To do:
Filter this data down to the lines that hold "glyph", and copy them.
>> begin Material provided
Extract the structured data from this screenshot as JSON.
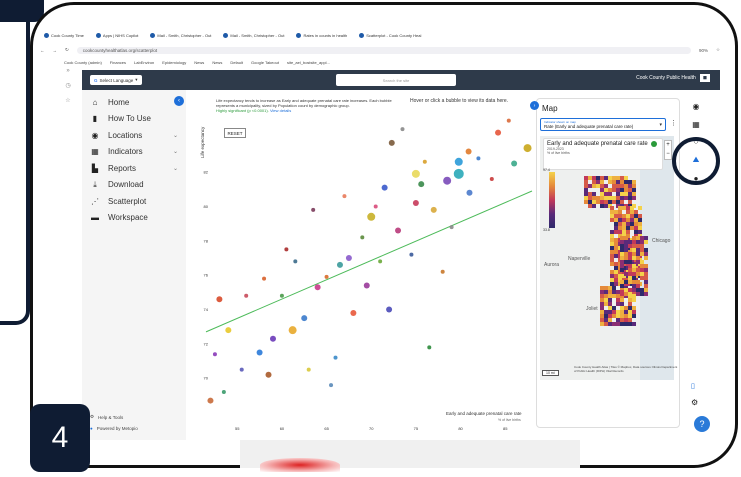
{
  "slide": {
    "number": "4"
  },
  "browser": {
    "tabs": [
      {
        "label": "Cook County Time"
      },
      {
        "label": "Apps | NIHS Copilot"
      },
      {
        "label": "Mail - Smith, Christopher - Out"
      },
      {
        "label": "Mail - Smith, Christopher - Out"
      },
      {
        "label": "Rates in counts in health"
      },
      {
        "label": "Scatterplot - Cook County Heal",
        "active": true
      }
    ],
    "url": "cookcountyhealthatlas.org/scatterplot",
    "zoom": "90%",
    "bookmarks": [
      "Cook County (admin)",
      "Finances",
      "LabEnviron",
      "Epidemiology",
      "News",
      "News",
      "Default",
      "Google Takeout",
      "site_ael_bostsite_appl..."
    ]
  },
  "header": {
    "language_button": "Select Language",
    "search_placeholder": "Search the site",
    "logo_text": "Cook County Public Health"
  },
  "sidebar": {
    "items": [
      {
        "label": "Home",
        "icon": "home-icon",
        "glyph": "⌂"
      },
      {
        "label": "How To Use",
        "icon": "book-icon",
        "glyph": "▮"
      },
      {
        "label": "Locations",
        "icon": "globe-icon",
        "glyph": "◉",
        "chevron": true
      },
      {
        "label": "Indicators",
        "icon": "chart-icon",
        "glyph": "▦",
        "chevron": true
      },
      {
        "label": "Reports",
        "icon": "bookmark-icon",
        "glyph": "▙",
        "chevron": true
      },
      {
        "label": "Download",
        "icon": "download-icon",
        "glyph": "⤓"
      },
      {
        "label": "Scatterplot",
        "icon": "scatter-icon",
        "glyph": "⋰"
      },
      {
        "label": "Workspace",
        "icon": "folder-icon",
        "glyph": "▬"
      }
    ],
    "footer": {
      "help": "Help & Tools",
      "powered": "Powered by Metopio"
    }
  },
  "plot": {
    "info_text": "Life expectancy tends to increase as Early and adequate prenatal care rate increases. Each bubble represents a municipality, sized by Population count by demographic group.",
    "significance": "Highly significant (p <0.0001).",
    "see_details": "View details",
    "reset_label": "RESET",
    "hover_hint": "Hover or click a bubble to view its data here."
  },
  "map": {
    "title": "Map",
    "select_label": "Indicator shown on map",
    "select_value": "Rate (Early and adequate prenatal care rate)",
    "legend_title": "Early and adequate prenatal care rate",
    "legend_period": "2019-2023",
    "legend_unit": "% of live births",
    "legend_top": "97.4",
    "legend_bottom": "33.8",
    "places": [
      "Chicago",
      "Naperville",
      "Aurora",
      "Joliet"
    ],
    "scale": "10 mi",
    "attribution": "Cook County Health Atlas | Tiles © Mapbox, Data sources: Illinois Department of Public Health (IDPH) Vital Records"
  },
  "rail": {
    "icons": [
      "globe-icon",
      "report-icon",
      "scatter-icon",
      "map-icon",
      "pin-icon"
    ]
  },
  "chart_data": {
    "type": "scatter",
    "title": "",
    "xlabel": "Early and adequate prenatal care rate",
    "xunit": "% of live births",
    "ylabel": "Life expectancy",
    "x_ticks": [
      55,
      60,
      65,
      70,
      75,
      80,
      85
    ],
    "y_ticks": [
      70,
      72,
      74,
      76,
      78,
      80,
      82
    ],
    "xlim": [
      51.5,
      88
    ],
    "ylim": [
      68.5,
      85.5
    ],
    "points": [
      {
        "x": 87.5,
        "y": 83.4,
        "r": 4,
        "c": "#c9a61a"
      },
      {
        "x": 85.4,
        "y": 85.0,
        "r": 2,
        "c": "#d96a3a"
      },
      {
        "x": 84.2,
        "y": 84.3,
        "r": 3,
        "c": "#e6553a"
      },
      {
        "x": 82.0,
        "y": 82.8,
        "r": 2,
        "c": "#3a7acb"
      },
      {
        "x": 80.9,
        "y": 83.2,
        "r": 3,
        "c": "#e07a2a"
      },
      {
        "x": 79.8,
        "y": 82.6,
        "r": 4,
        "c": "#2a9ad8"
      },
      {
        "x": 79.8,
        "y": 81.9,
        "r": 5,
        "c": "#2aa9b8"
      },
      {
        "x": 78.5,
        "y": 81.5,
        "r": 4,
        "c": "#7a4ab8"
      },
      {
        "x": 76.0,
        "y": 82.6,
        "r": 2,
        "c": "#d8a02a"
      },
      {
        "x": 75.6,
        "y": 81.3,
        "r": 3,
        "c": "#3a8a4a"
      },
      {
        "x": 75.0,
        "y": 81.9,
        "r": 4,
        "c": "#e8d85a"
      },
      {
        "x": 75.0,
        "y": 80.2,
        "r": 3,
        "c": "#c73a5a"
      },
      {
        "x": 73.5,
        "y": 84.5,
        "r": 2,
        "c": "#888888"
      },
      {
        "x": 72.3,
        "y": 83.7,
        "r": 3,
        "c": "#7a5a3a"
      },
      {
        "x": 71.5,
        "y": 81.1,
        "r": 3,
        "c": "#3a5acb"
      },
      {
        "x": 70.5,
        "y": 80.0,
        "r": 2,
        "c": "#d84a7a"
      },
      {
        "x": 70.0,
        "y": 79.4,
        "r": 4,
        "c": "#c8b028"
      },
      {
        "x": 69.0,
        "y": 78.2,
        "r": 2,
        "c": "#5a8a3a"
      },
      {
        "x": 67.5,
        "y": 77.0,
        "r": 3,
        "c": "#8a5acb"
      },
      {
        "x": 66.5,
        "y": 76.6,
        "r": 3,
        "c": "#3a9a9a"
      },
      {
        "x": 65.0,
        "y": 75.9,
        "r": 2,
        "c": "#d86a2a"
      },
      {
        "x": 64.0,
        "y": 75.3,
        "r": 3,
        "c": "#c83a8a"
      },
      {
        "x": 63.5,
        "y": 79.8,
        "r": 2,
        "c": "#7a3a5a"
      },
      {
        "x": 62.5,
        "y": 73.5,
        "r": 3,
        "c": "#3a7acb"
      },
      {
        "x": 61.2,
        "y": 72.8,
        "r": 4,
        "c": "#e8a82a"
      },
      {
        "x": 60.5,
        "y": 77.5,
        "r": 2,
        "c": "#a82a2a"
      },
      {
        "x": 60.0,
        "y": 74.8,
        "r": 2,
        "c": "#4a9a4a"
      },
      {
        "x": 59.0,
        "y": 72.3,
        "r": 3,
        "c": "#6a3ab8"
      },
      {
        "x": 58.0,
        "y": 75.8,
        "r": 2,
        "c": "#d8602a"
      },
      {
        "x": 57.5,
        "y": 71.5,
        "r": 3,
        "c": "#2a7ad8"
      },
      {
        "x": 56.0,
        "y": 74.8,
        "r": 2,
        "c": "#c84a5a"
      },
      {
        "x": 55.5,
        "y": 70.5,
        "r": 2,
        "c": "#5a5ab8"
      },
      {
        "x": 54.0,
        "y": 72.8,
        "r": 3,
        "c": "#e8c82a"
      },
      {
        "x": 53.5,
        "y": 69.2,
        "r": 2,
        "c": "#3a9a6a"
      },
      {
        "x": 53.0,
        "y": 74.6,
        "r": 3,
        "c": "#d84a2a"
      },
      {
        "x": 52.5,
        "y": 71.4,
        "r": 2,
        "c": "#8a3ab8"
      },
      {
        "x": 52.0,
        "y": 68.7,
        "r": 3,
        "c": "#c86a3a"
      },
      {
        "x": 66.0,
        "y": 71.2,
        "r": 2,
        "c": "#3a8ac8"
      },
      {
        "x": 68.0,
        "y": 73.8,
        "r": 3,
        "c": "#e8583a"
      },
      {
        "x": 71.0,
        "y": 76.8,
        "r": 2,
        "c": "#6aa83a"
      },
      {
        "x": 73.0,
        "y": 78.6,
        "r": 3,
        "c": "#b83a7a"
      },
      {
        "x": 74.5,
        "y": 77.2,
        "r": 2,
        "c": "#3a5a9a"
      },
      {
        "x": 77.0,
        "y": 79.8,
        "r": 3,
        "c": "#d8a83a"
      },
      {
        "x": 79.0,
        "y": 78.8,
        "r": 2,
        "c": "#8a8a8a"
      },
      {
        "x": 81.0,
        "y": 80.8,
        "r": 3,
        "c": "#4a7acb"
      },
      {
        "x": 83.5,
        "y": 81.6,
        "r": 2,
        "c": "#c83a3a"
      },
      {
        "x": 86.0,
        "y": 82.5,
        "r": 3,
        "c": "#3aa88a"
      },
      {
        "x": 63.0,
        "y": 70.5,
        "r": 2,
        "c": "#d8c83a"
      },
      {
        "x": 58.5,
        "y": 70.2,
        "r": 3,
        "c": "#a85a2a"
      },
      {
        "x": 65.5,
        "y": 69.6,
        "r": 2,
        "c": "#5a8ab8"
      },
      {
        "x": 76.5,
        "y": 71.8,
        "r": 2,
        "c": "#2a8a3a"
      },
      {
        "x": 69.5,
        "y": 75.4,
        "r": 3,
        "c": "#9a3a9a"
      },
      {
        "x": 61.5,
        "y": 76.8,
        "r": 2,
        "c": "#3a6a8a"
      },
      {
        "x": 67.0,
        "y": 80.6,
        "r": 2,
        "c": "#e87a5a"
      },
      {
        "x": 72.0,
        "y": 74.0,
        "r": 3,
        "c": "#4a4ab8"
      },
      {
        "x": 78.0,
        "y": 76.2,
        "r": 2,
        "c": "#c8782a"
      }
    ],
    "trendline": {
      "x": [
        51.5,
        88
      ],
      "y": [
        72.7,
        80.9
      ],
      "color": "#4dbb5a"
    },
    "grid": false
  }
}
>> end Material provided
Output for this task:
        "glyph": "⌂"
        "glyph": "▮"
        "glyph": "◉",
        "glyph": "▦",
        "glyph": "▙",
        "glyph": "⤓"
        "glyph": "⋰"
        "glyph": "▬"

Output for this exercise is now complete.